** Start RECORDS PROVIDED **

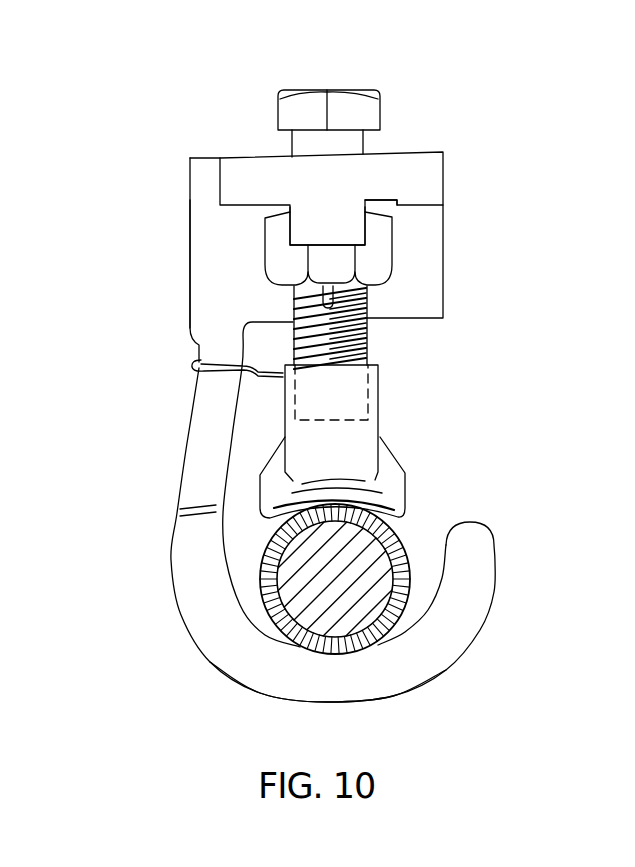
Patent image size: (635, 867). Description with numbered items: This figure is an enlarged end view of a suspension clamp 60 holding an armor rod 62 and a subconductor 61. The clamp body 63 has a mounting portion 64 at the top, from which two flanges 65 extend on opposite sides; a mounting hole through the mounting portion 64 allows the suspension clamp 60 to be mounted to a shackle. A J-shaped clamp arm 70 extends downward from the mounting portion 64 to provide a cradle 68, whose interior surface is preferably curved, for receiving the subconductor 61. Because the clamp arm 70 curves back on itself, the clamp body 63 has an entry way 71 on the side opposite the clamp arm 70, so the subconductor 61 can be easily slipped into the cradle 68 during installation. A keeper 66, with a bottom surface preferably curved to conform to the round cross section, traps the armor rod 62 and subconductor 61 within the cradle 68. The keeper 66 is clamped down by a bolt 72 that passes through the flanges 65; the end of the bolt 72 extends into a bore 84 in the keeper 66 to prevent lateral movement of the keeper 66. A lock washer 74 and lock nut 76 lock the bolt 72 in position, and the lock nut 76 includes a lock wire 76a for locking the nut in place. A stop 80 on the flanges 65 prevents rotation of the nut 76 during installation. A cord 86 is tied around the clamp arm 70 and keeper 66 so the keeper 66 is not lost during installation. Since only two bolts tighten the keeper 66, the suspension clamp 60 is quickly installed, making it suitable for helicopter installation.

The suspension clamp 60 is at (455, 73).
The subconductor 61 is at (283, 583).
The armor rod 62 is at (393, 607).
The clamp body 63 is at (203, 302).
The mounting portion 64 is at (208, 170).
The flanges 65 is at (398, 163).
The keeper 66 is at (378, 390).
The cradle 68 is at (300, 700).
The J-shaped clamp arm 70 is at (188, 433).
The entry way 71 is at (495, 457).
The bolts 72 is at (350, 102).
The lock washer 74 is at (397, 205).
The lock nut 76 is at (387, 255).
The lock wire 76a is at (367, 297).
The stop 80 is at (345, 233).
The bore 84 is at (360, 423).
The cord 86 is at (267, 379).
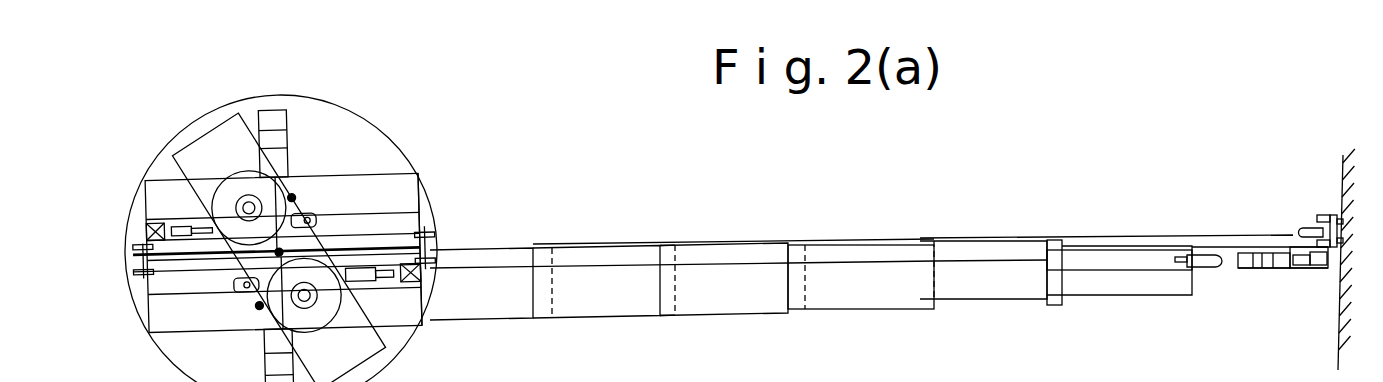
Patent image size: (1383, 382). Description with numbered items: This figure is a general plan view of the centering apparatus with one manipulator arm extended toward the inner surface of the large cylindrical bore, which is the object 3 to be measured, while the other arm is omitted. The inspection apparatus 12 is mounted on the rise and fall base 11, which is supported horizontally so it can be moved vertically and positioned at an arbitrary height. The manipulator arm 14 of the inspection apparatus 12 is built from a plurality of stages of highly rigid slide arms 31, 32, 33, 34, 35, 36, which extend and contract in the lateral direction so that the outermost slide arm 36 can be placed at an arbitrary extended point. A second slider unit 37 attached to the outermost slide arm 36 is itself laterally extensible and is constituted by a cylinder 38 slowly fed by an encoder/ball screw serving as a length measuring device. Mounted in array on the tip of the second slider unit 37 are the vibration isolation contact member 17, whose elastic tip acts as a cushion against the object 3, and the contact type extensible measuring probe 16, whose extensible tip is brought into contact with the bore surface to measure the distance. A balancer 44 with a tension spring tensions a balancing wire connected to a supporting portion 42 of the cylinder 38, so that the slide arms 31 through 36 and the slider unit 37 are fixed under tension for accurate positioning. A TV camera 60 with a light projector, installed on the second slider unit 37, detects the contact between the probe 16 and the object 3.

The object to be measured 3 is at (1342, 183).
The rise and fall base 11 is at (398, 149).
The inspection apparatus 12 is at (419, 213).
The manipulator arm 14 is at (674, 324).
The contact type extensible measuring probe 16 is at (1300, 230).
The vibration isolation contact member 17 is at (1333, 215).
The slide arm 31 is at (517, 320).
The slide arm 32 is at (622, 318).
The slide arm 33 is at (742, 313).
The slide arm 34 is at (872, 310).
The slide arm 35 is at (1015, 300).
The outermost slide arm 36 is at (1125, 295).
The second slider unit 37 is at (1222, 269).
The cylinder 38 is at (1285, 270).
The supporting portion 42 is at (1187, 264).
The balancer with tension spring 44 is at (378, 285).
The TV camera 60 is at (1300, 270).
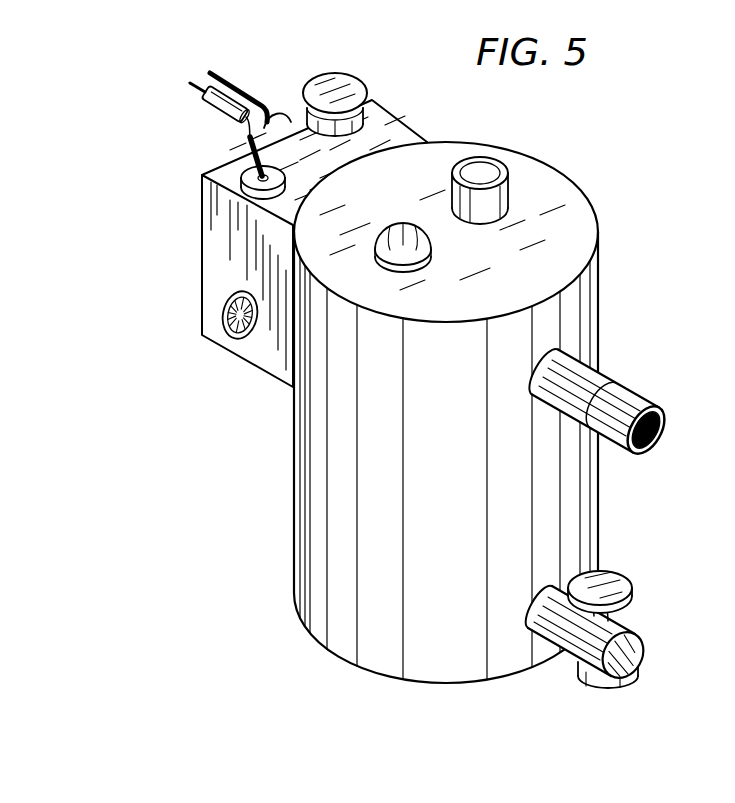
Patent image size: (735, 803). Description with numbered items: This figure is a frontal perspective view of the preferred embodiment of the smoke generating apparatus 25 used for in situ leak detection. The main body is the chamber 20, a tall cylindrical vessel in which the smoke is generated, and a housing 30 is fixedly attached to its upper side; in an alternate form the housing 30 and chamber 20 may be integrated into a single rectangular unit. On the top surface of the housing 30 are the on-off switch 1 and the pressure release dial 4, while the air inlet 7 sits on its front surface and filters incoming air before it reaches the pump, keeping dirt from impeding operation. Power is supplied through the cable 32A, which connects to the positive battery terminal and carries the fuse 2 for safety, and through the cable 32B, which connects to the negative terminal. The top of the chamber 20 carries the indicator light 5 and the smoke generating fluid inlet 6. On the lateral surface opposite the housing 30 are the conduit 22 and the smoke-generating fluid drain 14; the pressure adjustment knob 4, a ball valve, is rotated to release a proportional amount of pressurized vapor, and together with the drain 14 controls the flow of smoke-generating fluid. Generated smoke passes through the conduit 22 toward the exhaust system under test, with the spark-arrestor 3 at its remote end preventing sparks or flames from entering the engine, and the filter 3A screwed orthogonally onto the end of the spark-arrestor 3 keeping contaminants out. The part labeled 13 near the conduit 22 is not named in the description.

The on-off switch 1 is at (240, 142).
The fuse 2 is at (228, 118).
The spark-arrestor 3 is at (650, 403).
The filter 3A is at (663, 433).
The pressure release dial 4 is at (350, 80).
The indicator light 5 is at (423, 243).
The smoke generating fluid inlet 6 is at (490, 160).
The air inlet 7 is at (225, 302).
The outlet pipe 13 is at (590, 370).
The smoke-generating fluid drain 14 is at (630, 623).
The chamber 20 is at (305, 512).
The conduit 22 is at (640, 460).
The smoke generating apparatus 25 is at (565, 172).
The housing 30 is at (258, 360).
The cable 32A is at (192, 86).
The cable 32B is at (223, 75).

** End RECORDS PROVIDED **

▸ WHAT IS EXPECTED:
Copy the lines above verbatim, starting at the line containing "Patent image size: (735, 803)." and ending at the line containing "The smoke generating apparatus 25 is", with both of those lines included.

▸ SOLUTION:
Patent image size: (735, 803). Description with numbered items: This figure is a frontal perspective view of the preferred embodiment of the smoke generating apparatus 25 used for in situ leak detection. The main body is the chamber 20, a tall cylindrical vessel in which the smoke is generated, and a housing 30 is fixedly attached to its upper side; in an alternate form the housing 30 and chamber 20 may be integrated into a single rectangular unit. On the top surface of the housing 30 are the on-off switch 1 and the pressure release dial 4, while the air inlet 7 sits on its front surface and filters incoming air before it reaches the pump, keeping dirt from impeding operation. Power is supplied through the cable 32A, which connects to the positive battery terminal and carries the fuse 2 for safety, and through the cable 32B, which connects to the negative terminal. The top of the chamber 20 carries the indicator light 5 and the smoke generating fluid inlet 6. On the lateral surface opposite the housing 30 are the conduit 22 and the smoke-generating fluid drain 14; the pressure adjustment knob 4, a ball valve, is rotated to release a proportional amount of pressurized vapor, and together with the drain 14 controls the flow of smoke-generating fluid. Generated smoke passes through the conduit 22 toward the exhaust system under test, with the spark-arrestor 3 at its remote end preventing sparks or flames from entering the engine, and the filter 3A screwed orthogonally onto the end of the spark-arrestor 3 keeping contaminants out. The part labeled 13 near the conduit 22 is not named in the description.

The on-off switch 1 is at (240, 142).
The fuse 2 is at (228, 118).
The spark-arrestor 3 is at (650, 403).
The filter 3A is at (663, 433).
The pressure release dial 4 is at (350, 80).
The indicator light 5 is at (423, 243).
The smoke generating fluid inlet 6 is at (490, 160).
The air inlet 7 is at (225, 302).
The outlet pipe 13 is at (590, 370).
The smoke-generating fluid drain 14 is at (630, 623).
The chamber 20 is at (305, 512).
The conduit 22 is at (640, 460).
The smoke generating apparatus 25 is at (565, 172).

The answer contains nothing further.